Data excerpts:

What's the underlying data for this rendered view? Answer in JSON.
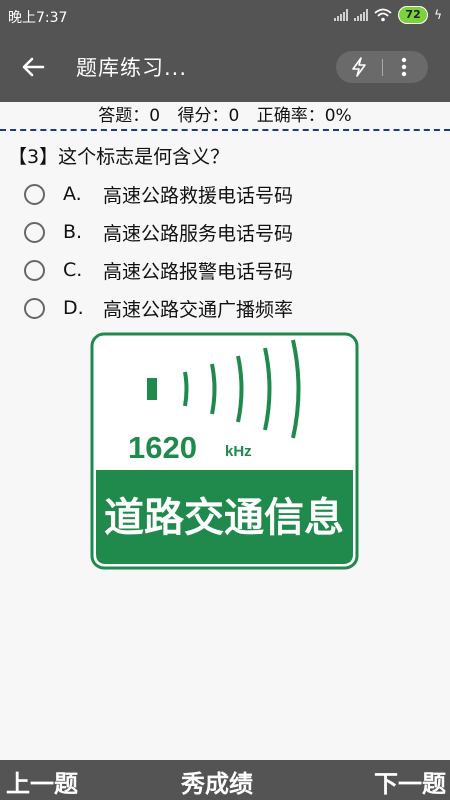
{
  "status": {
    "time": "晚上7:37",
    "battery": "72"
  },
  "appbar": {
    "title": "题库练习..."
  },
  "stats": {
    "answered": "答题：0",
    "score": "得分：0",
    "accuracy": "正确率：0%"
  },
  "question": {
    "number_text": "【3】这个标志是何含义？",
    "options": [
      {
        "letter": "A.",
        "text": "高速公路救援电话号码"
      },
      {
        "letter": "B.",
        "text": "高速公路服务电话号码"
      },
      {
        "letter": "C.",
        "text": "高速公路报警电话号码"
      },
      {
        "letter": "D.",
        "text": "高速公路交通广播频率"
      }
    ]
  },
  "sign": {
    "frequency": "1620",
    "unit": "kHz",
    "caption": "道路交通信息",
    "color": "#1f8a4c"
  },
  "bottom": {
    "prev": "上一题",
    "score": "秀成绩",
    "next": "下一题"
  }
}
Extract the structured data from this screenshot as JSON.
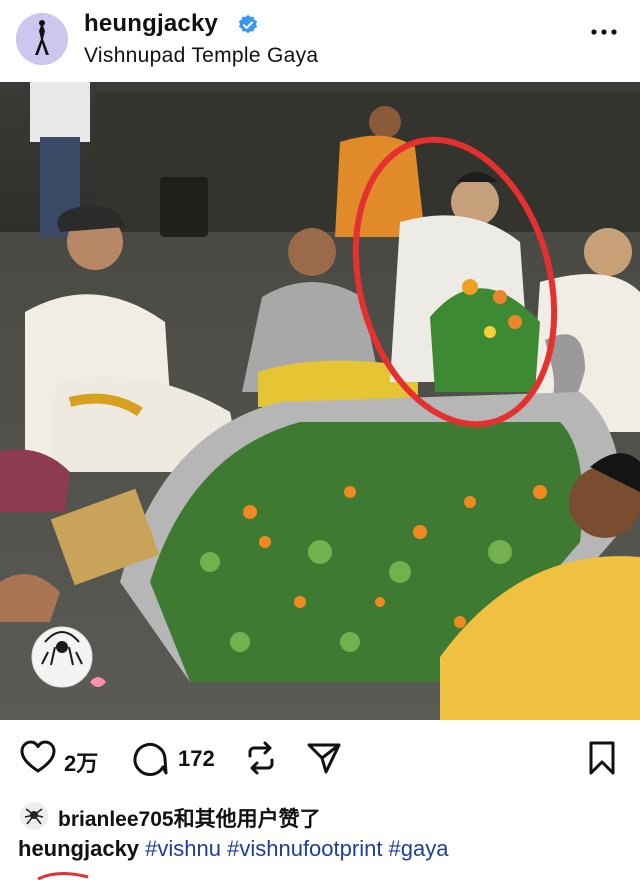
{
  "post": {
    "username": "heungjacky",
    "location": "Vishnupad Temple  Gaya",
    "verified_icon": "verified-badge-icon",
    "more_icon": "more-options-icon"
  },
  "actions": {
    "like_count": "2万",
    "comment_count": "172"
  },
  "likes": {
    "text": "brianlee705和其他用户赞了"
  },
  "caption": {
    "username": "heungjacky",
    "hashtags": [
      " #vishnu",
      " #vishnufootprint",
      " #gaya"
    ]
  },
  "colors": {
    "accent_blue": "#1d3f9a",
    "verified_blue": "#3897f0",
    "highlight_red": "#e53030"
  }
}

▸ **Stated goal**
Show each line of the listing that holds the string "icon".

▸ **Response to this task**
    "verified_icon": "verified-badge-icon",
    "more_icon": "more-options-icon"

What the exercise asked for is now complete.